What to do — Check each line of the records below for the word "HACIENDA" and copy those where it appears.

===== Records provided

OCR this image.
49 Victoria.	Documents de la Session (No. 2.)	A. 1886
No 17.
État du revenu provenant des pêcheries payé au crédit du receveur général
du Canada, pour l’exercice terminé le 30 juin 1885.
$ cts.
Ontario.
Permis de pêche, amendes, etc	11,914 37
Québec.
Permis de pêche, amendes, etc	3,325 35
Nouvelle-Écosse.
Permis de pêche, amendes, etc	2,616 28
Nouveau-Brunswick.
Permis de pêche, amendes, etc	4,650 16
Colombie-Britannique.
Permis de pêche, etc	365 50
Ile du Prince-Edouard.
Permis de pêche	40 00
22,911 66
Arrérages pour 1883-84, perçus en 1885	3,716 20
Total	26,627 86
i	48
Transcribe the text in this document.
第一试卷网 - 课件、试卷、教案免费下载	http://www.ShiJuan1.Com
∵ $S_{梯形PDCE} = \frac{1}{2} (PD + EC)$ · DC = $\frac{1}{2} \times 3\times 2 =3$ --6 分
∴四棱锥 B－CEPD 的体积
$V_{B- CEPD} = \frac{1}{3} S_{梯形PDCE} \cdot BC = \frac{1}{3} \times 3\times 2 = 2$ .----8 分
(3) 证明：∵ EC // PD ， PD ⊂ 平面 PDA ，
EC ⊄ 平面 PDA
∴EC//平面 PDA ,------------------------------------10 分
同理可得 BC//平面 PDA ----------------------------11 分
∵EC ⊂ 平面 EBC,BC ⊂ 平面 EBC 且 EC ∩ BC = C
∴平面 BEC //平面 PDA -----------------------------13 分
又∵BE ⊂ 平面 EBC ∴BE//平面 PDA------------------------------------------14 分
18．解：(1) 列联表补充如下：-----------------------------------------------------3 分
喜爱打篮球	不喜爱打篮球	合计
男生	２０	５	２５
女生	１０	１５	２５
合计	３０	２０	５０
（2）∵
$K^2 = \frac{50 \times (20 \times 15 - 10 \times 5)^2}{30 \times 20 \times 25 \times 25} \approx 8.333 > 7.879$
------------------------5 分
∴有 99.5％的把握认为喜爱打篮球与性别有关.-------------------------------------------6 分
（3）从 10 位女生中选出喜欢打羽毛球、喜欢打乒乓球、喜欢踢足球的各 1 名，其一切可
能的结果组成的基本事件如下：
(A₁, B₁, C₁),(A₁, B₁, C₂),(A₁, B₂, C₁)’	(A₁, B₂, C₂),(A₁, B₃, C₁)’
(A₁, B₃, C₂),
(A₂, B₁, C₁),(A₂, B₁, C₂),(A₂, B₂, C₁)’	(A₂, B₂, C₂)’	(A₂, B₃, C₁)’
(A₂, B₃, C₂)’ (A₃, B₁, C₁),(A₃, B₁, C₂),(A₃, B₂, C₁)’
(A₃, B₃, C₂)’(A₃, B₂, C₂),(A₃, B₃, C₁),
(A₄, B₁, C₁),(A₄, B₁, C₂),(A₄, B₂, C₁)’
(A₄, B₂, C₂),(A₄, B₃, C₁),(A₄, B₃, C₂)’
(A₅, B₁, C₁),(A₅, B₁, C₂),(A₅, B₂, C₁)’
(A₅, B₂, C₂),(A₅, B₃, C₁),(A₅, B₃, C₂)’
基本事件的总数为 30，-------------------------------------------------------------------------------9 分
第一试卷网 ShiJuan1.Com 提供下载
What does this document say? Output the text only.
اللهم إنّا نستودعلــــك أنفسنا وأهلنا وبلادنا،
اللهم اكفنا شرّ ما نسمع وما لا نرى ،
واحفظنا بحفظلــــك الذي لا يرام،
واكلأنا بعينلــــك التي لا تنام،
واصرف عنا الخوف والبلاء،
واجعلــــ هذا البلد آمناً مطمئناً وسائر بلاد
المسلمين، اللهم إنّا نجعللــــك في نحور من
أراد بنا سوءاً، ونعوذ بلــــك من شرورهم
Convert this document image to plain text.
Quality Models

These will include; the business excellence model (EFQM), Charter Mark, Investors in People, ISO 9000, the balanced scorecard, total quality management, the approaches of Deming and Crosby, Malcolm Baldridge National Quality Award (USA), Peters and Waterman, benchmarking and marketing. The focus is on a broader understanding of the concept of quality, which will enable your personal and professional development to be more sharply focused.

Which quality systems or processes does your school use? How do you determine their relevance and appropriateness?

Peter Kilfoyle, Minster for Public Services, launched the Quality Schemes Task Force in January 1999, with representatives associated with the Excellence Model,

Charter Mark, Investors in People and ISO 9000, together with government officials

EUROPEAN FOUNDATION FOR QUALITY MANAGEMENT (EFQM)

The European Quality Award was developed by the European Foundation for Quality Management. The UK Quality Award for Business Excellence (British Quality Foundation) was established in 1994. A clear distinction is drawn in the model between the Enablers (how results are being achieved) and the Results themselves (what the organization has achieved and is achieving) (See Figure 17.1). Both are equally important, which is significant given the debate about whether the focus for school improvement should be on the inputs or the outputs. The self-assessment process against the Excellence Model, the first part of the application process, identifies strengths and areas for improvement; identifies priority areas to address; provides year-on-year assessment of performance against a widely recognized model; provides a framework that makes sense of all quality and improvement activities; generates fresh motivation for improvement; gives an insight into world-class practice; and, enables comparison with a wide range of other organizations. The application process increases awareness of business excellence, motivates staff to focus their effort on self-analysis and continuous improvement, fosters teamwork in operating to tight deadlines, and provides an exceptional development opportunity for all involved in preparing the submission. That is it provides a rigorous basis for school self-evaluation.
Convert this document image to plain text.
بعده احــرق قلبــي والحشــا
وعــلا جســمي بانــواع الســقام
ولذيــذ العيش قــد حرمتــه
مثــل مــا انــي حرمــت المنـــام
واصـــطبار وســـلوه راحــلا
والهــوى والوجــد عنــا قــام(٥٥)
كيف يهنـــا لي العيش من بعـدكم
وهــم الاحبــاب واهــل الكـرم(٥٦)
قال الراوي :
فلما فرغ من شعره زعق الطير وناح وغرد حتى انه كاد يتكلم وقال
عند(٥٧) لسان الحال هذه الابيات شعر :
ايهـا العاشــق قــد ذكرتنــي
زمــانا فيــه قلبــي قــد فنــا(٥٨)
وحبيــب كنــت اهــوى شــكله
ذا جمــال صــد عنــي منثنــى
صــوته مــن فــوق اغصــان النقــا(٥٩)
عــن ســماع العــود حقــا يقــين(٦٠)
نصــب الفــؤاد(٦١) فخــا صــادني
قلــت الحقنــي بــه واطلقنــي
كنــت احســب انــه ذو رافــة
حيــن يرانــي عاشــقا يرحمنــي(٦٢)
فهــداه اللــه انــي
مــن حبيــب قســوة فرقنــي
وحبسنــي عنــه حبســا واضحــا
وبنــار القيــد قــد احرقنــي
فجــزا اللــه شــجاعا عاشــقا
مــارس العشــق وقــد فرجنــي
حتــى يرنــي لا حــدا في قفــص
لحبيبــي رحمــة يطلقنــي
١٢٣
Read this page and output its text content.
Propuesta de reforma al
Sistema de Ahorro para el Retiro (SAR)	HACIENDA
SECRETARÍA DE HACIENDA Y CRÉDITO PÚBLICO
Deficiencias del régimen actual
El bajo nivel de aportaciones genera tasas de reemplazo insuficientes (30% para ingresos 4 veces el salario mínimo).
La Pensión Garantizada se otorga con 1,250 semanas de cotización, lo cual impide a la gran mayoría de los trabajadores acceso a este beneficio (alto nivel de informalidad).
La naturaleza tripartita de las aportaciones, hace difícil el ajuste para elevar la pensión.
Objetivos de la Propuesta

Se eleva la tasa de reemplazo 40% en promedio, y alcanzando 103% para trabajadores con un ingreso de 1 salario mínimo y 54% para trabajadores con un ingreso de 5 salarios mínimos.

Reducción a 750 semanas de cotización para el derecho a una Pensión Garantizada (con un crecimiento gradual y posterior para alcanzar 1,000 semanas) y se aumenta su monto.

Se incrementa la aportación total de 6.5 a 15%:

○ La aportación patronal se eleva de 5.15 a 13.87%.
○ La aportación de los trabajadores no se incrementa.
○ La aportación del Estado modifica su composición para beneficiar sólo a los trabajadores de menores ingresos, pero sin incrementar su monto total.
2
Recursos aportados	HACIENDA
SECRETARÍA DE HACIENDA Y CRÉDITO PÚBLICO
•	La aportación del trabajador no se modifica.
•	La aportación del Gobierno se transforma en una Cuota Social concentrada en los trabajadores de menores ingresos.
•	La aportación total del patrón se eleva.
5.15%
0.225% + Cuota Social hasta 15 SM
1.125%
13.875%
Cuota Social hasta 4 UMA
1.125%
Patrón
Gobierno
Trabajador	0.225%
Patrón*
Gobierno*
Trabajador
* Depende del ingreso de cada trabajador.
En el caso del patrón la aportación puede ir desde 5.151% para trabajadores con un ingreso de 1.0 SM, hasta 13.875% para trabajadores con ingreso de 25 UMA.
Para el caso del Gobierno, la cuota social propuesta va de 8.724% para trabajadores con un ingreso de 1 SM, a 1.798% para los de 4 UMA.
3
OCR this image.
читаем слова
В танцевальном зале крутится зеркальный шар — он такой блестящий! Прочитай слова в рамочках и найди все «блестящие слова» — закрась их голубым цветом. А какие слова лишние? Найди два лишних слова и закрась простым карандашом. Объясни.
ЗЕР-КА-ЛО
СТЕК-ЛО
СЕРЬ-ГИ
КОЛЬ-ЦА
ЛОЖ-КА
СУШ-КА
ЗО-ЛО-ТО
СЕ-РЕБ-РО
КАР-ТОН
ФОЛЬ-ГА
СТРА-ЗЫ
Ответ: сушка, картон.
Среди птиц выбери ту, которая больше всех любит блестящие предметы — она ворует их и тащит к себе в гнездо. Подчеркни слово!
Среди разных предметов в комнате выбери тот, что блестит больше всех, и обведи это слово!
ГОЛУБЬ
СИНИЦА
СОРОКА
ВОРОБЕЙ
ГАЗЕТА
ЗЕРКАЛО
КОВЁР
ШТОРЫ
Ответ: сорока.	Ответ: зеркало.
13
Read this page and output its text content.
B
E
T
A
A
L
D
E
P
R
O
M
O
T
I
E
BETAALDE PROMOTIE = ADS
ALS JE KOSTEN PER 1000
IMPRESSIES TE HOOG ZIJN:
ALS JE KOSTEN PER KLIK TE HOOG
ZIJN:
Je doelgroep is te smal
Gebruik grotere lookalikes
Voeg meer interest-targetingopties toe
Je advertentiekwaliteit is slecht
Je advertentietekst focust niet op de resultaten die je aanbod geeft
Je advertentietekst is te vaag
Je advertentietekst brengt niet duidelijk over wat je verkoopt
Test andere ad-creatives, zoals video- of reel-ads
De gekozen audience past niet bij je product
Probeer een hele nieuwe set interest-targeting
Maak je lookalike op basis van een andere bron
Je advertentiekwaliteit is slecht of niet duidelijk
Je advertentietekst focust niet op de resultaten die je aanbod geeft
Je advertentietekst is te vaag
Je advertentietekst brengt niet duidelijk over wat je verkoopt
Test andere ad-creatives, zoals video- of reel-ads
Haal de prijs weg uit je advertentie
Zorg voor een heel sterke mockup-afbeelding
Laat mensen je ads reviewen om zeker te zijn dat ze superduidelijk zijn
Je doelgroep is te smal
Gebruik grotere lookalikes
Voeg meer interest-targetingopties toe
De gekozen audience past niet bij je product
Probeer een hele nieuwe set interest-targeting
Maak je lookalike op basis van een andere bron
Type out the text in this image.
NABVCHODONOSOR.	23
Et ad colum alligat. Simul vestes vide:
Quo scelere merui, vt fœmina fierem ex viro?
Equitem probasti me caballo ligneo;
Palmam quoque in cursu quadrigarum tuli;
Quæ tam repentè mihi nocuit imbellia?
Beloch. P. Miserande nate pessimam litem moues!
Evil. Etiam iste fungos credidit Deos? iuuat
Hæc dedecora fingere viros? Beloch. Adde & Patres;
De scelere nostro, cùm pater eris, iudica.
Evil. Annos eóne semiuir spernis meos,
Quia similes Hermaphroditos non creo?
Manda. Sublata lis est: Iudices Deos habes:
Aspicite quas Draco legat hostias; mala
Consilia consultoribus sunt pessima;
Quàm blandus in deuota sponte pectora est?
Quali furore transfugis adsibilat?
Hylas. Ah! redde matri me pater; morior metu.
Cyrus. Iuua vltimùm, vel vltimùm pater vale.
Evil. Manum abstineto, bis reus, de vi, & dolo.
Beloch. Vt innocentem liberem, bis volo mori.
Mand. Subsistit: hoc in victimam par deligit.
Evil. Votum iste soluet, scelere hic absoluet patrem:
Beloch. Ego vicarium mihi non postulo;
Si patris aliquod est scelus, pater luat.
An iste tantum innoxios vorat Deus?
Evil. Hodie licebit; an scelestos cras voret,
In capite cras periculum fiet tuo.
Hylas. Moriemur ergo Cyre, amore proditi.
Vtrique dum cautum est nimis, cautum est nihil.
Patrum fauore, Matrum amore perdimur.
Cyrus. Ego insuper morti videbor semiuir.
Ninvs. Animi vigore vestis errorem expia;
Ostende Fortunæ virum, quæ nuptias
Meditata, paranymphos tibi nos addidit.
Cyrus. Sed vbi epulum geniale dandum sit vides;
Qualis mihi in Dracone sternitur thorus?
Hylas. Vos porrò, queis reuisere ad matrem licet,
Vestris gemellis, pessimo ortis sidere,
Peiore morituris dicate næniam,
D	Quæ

==========

Full solution —
Sistema de Ahorro para el Retiro (SAR)	HACIENDA
SECRETARÍA DE HACIENDA Y CRÉDITO PÚBLICO
Recursos aportados	HACIENDA
SECRETARÍA DE HACIENDA Y CRÉDITO PÚBLICO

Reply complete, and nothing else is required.